本文:
"""
君達が合格できたのは、父親の「経済力」そして、母親の「狂気」
夫婦共働きの武田家。妻の香織は、小学生の息子に塾の春期講習を受講させたいと夫に相談します。スマホゲームに興じる夫は妻の言葉も上の空。ゲームをしながら「いいカモになるだけだ」とうそぶきます。なお食い下がる妻・香織を「ゲームの最中だから30分待て」とはねつけます。ついにぶちギレた香織が放ったのが、下に挙げた一言です。この名セリフに溜飲を下げた方も多いのではないでしょうか?
何がいいカモだ
あんたこそ
画面のキャラに課金してんじゃねーよ。
(略)
子どもに「課金」して、クソ強いキャラに育てよーとして何が悪い。
勇人にどんな敵でもラスボスでも倒せるクソつええ武器持たせたいんだよ。
そのためなら、課金ゲー上等!!
面白い理由④感動するストーリー
受験生のリアルな姿を描いた二月の勝者では、彼らの失敗や挫折、葛藤を乗り越えて成長していくストーリーが主になります。
"""
処理する記録:
"""
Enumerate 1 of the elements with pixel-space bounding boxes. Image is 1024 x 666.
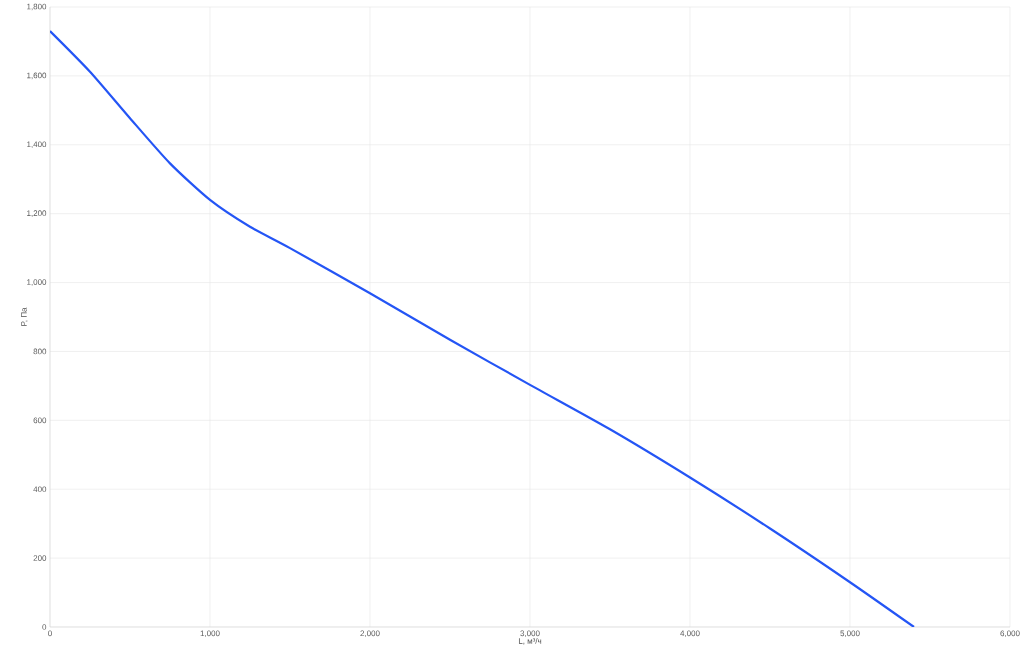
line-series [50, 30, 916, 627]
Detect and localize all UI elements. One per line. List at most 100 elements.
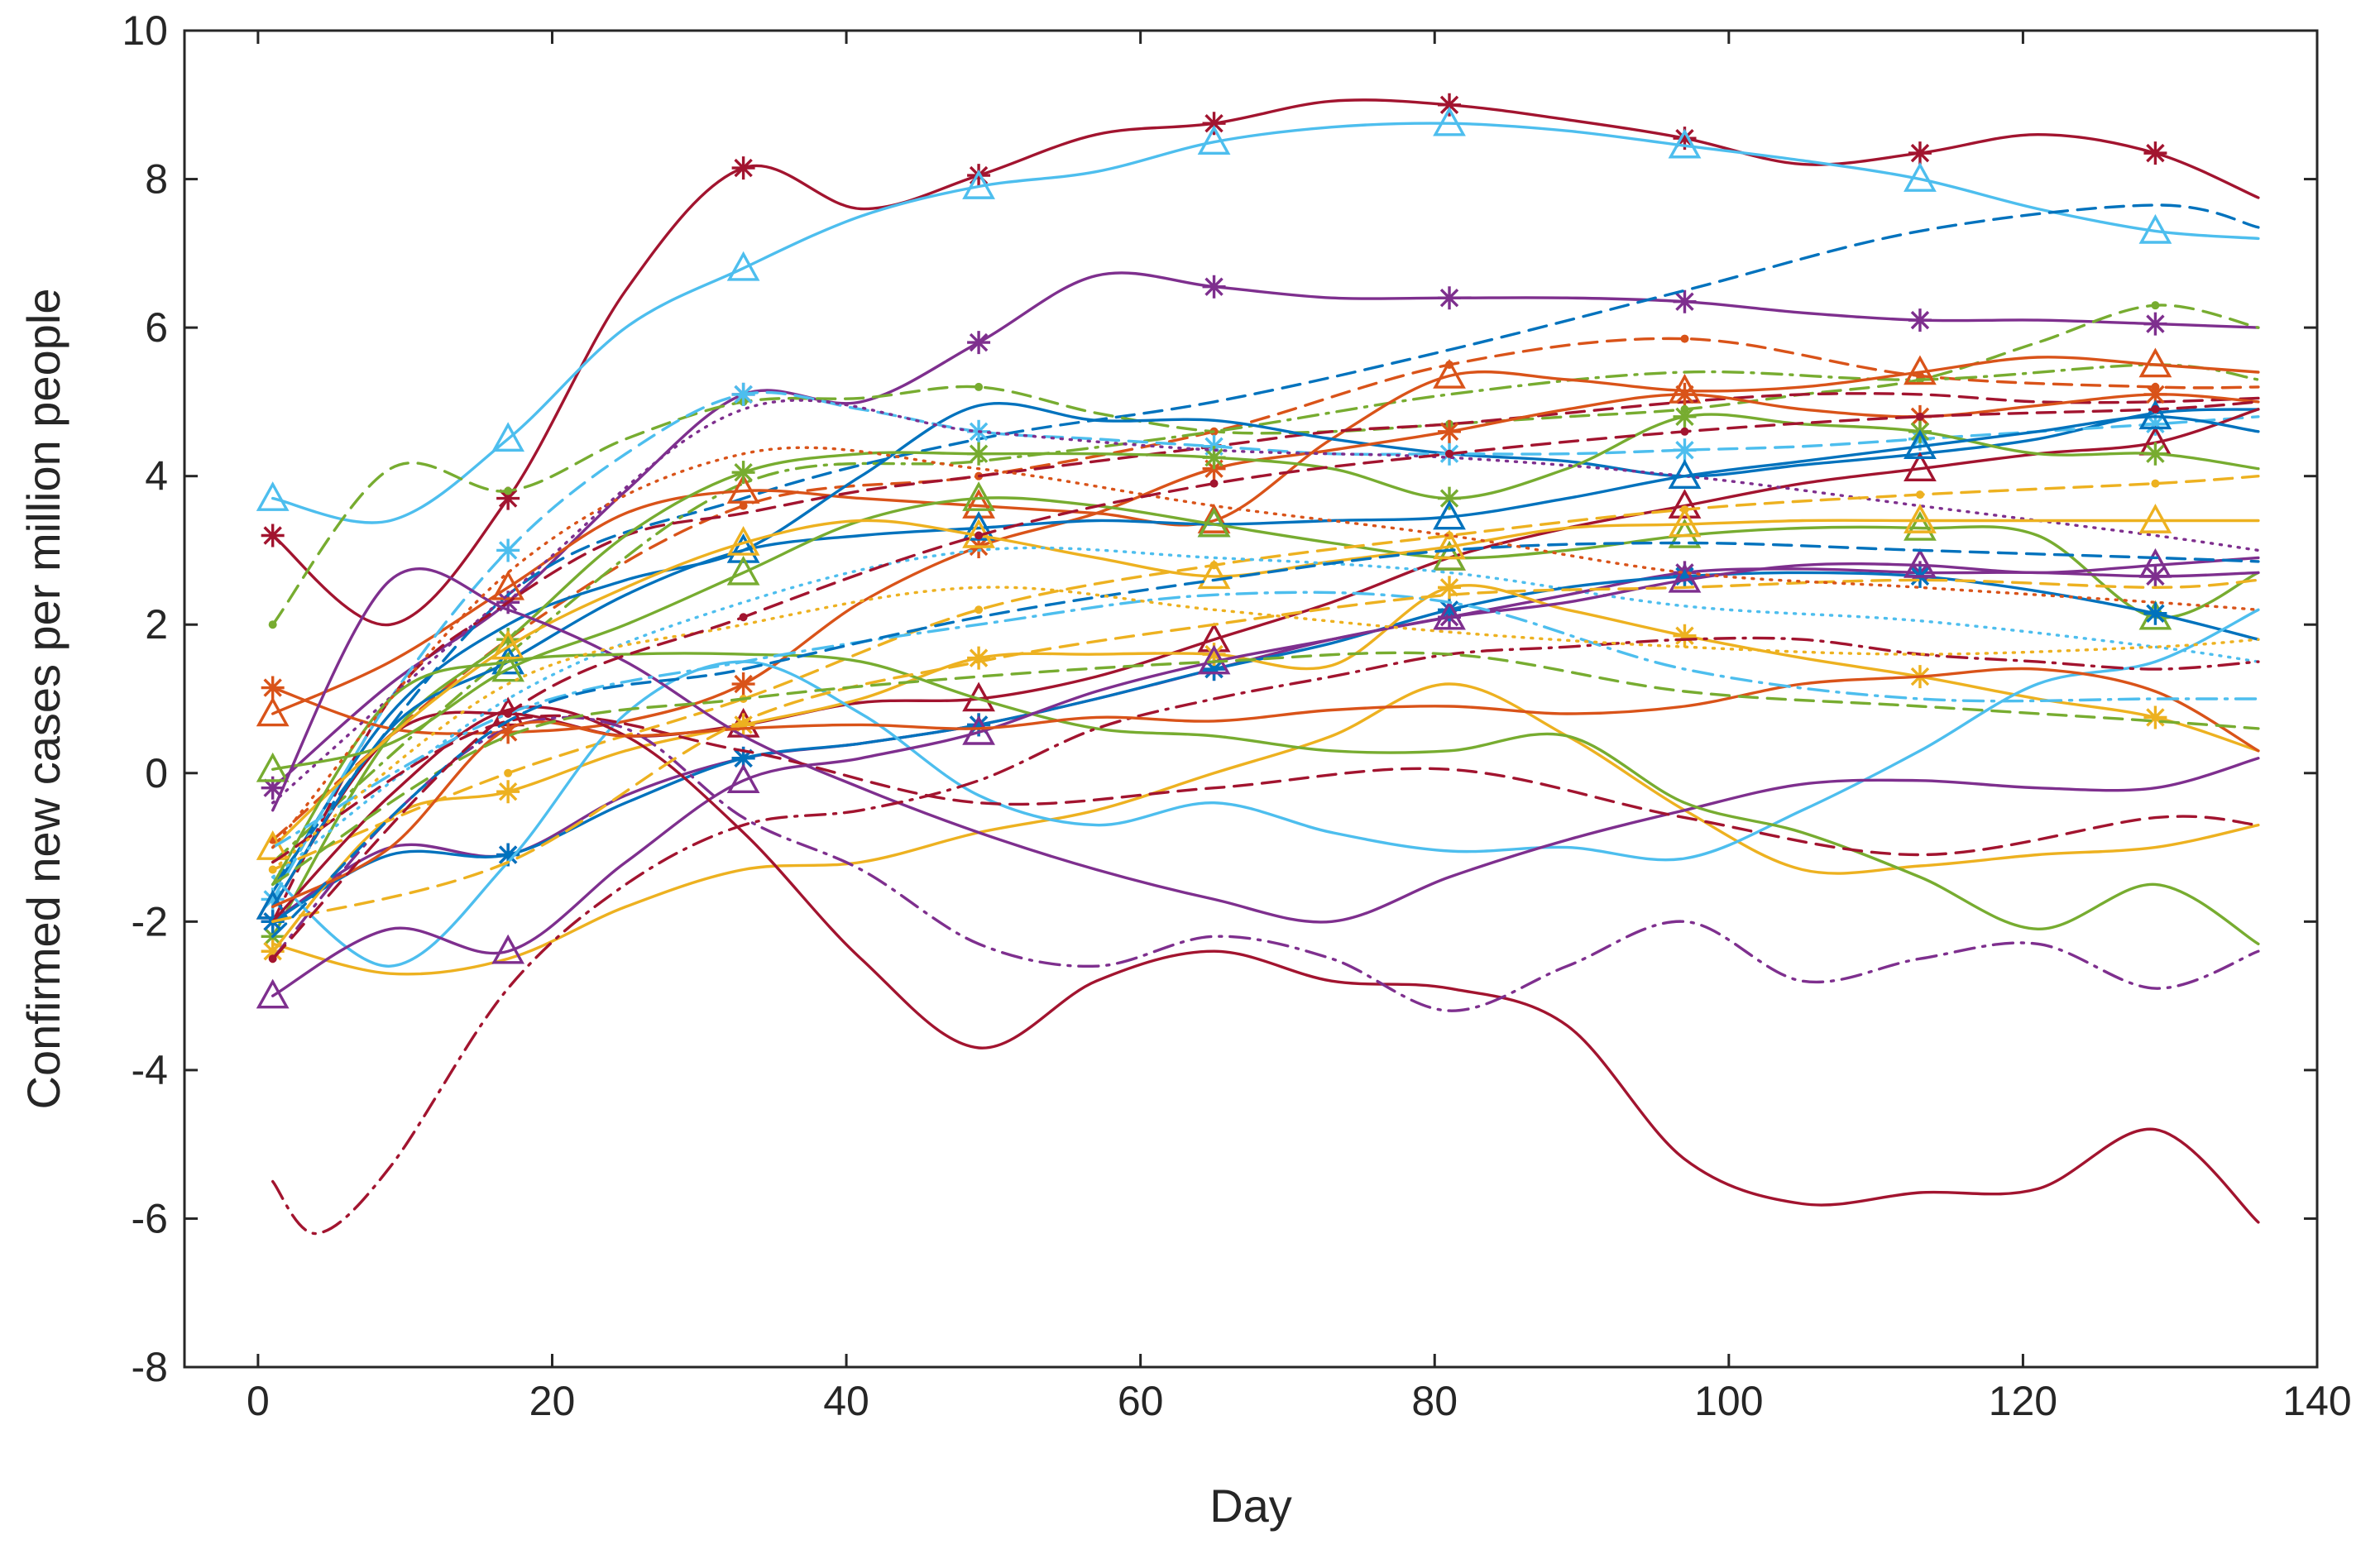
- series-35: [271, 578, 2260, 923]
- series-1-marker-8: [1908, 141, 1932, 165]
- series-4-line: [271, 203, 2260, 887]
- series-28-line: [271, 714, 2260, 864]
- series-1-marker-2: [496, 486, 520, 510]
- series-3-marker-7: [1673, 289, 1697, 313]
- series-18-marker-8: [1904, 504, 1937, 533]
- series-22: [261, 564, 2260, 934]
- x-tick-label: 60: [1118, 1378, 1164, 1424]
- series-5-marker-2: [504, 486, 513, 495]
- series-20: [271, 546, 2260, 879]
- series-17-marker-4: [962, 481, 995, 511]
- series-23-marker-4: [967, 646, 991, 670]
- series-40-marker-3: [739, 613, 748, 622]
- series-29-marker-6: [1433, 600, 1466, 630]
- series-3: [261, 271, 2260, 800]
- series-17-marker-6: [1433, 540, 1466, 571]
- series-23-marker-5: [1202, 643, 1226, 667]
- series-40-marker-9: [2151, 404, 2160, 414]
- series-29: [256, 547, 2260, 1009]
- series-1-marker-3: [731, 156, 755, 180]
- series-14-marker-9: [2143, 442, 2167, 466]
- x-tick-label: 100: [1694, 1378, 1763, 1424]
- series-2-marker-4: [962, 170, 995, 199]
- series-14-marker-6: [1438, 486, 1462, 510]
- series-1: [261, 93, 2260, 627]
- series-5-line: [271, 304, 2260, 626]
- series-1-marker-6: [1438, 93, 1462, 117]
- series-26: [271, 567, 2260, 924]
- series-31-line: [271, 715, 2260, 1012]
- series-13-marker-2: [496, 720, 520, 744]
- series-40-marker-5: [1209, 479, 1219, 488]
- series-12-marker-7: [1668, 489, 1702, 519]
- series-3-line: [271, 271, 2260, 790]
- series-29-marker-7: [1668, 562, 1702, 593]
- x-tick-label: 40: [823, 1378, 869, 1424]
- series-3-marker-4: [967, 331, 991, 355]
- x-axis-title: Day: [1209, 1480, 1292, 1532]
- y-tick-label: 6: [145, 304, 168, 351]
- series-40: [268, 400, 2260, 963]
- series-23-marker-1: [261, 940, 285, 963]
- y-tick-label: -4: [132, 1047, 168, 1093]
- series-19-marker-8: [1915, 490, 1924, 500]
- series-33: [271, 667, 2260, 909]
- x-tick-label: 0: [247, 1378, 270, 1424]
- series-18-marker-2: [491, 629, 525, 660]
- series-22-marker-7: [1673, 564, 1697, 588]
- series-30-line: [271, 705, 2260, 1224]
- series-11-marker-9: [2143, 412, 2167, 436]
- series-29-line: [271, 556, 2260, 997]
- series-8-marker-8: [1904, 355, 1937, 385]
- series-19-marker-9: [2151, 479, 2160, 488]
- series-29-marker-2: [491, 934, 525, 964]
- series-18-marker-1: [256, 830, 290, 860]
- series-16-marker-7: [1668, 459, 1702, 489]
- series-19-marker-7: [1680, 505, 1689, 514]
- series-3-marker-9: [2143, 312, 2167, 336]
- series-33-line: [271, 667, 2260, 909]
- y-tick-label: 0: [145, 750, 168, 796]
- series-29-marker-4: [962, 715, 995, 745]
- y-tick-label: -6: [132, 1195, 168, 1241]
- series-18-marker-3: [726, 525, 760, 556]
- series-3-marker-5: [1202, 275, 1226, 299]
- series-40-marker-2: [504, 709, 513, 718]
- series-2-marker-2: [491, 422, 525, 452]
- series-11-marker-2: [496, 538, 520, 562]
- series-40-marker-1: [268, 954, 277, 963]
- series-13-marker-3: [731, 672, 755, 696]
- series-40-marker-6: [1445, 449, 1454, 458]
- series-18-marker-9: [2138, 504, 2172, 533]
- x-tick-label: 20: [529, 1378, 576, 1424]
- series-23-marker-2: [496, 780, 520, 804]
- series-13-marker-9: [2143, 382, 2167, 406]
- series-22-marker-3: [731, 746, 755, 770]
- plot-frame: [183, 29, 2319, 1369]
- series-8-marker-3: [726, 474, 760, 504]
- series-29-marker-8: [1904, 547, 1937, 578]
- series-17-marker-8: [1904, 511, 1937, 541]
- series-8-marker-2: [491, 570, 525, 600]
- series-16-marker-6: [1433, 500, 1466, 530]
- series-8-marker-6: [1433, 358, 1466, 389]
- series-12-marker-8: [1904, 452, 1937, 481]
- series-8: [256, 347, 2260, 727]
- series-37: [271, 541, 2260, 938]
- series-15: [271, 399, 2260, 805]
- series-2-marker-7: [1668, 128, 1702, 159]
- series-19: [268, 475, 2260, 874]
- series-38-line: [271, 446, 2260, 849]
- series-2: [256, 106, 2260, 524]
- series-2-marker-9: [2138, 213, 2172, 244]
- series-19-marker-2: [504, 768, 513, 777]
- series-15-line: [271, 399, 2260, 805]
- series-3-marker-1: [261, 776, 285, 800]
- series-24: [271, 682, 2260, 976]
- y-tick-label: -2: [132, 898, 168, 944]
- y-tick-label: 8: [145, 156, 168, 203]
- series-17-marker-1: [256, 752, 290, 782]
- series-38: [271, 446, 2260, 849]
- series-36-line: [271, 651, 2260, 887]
"""
演習課題:
[A] 本文のうち「夫婦共働きの武田家。妻の香織」から「勇人にどんな敵でもラスボスでも倒せるクソつええ武器持たせたいんだよ。」までを、両端を含めてそのまま書き写せ。
[B] 記録の冒頭から「Detect and localize」を含む行までを両端を含めて取り出し、空行を除いて1行を1つの文字列とするJSONのリストに書き直せ。画像は答えに含めないこと。
本文と記録は、それぞれ別の出典から取られたものである。

正解:
[A]
夫婦共働きの武田家。妻の香織は、小学生の息子に塾の春期講習を受講させたいと夫に相談します。スマホゲームに興じる夫は妻の言葉も上の空。ゲームをしながら「いいカモになるだけだ」とうそぶきます。なお食い下がる妻・香織を「ゲームの最中だから30分待て」とはねつけます。ついにぶちギレた香織が放ったのが、下に挙げた一言です。この名セリフに溜飲を下げた方も多いのではないでしょうか?
何がいいカモだ
あんたこそ
画面のキャラに課金してんじゃねーよ。
(略)
子どもに「課金」して、クソ強いキャラに育てよーとして何が悪い。
勇人にどんな敵でもラスボスでも倒せるクソつええ武器持たせたいんだよ。

[B]
[
  "Enumerate 1 of the elements with pixel-space bounding boxes. Image is 1024 x 666.",
  "line-series [50, 30, 916, 627]",
  "Detect and localize all UI elements. One per line. List at most 100 elements."
]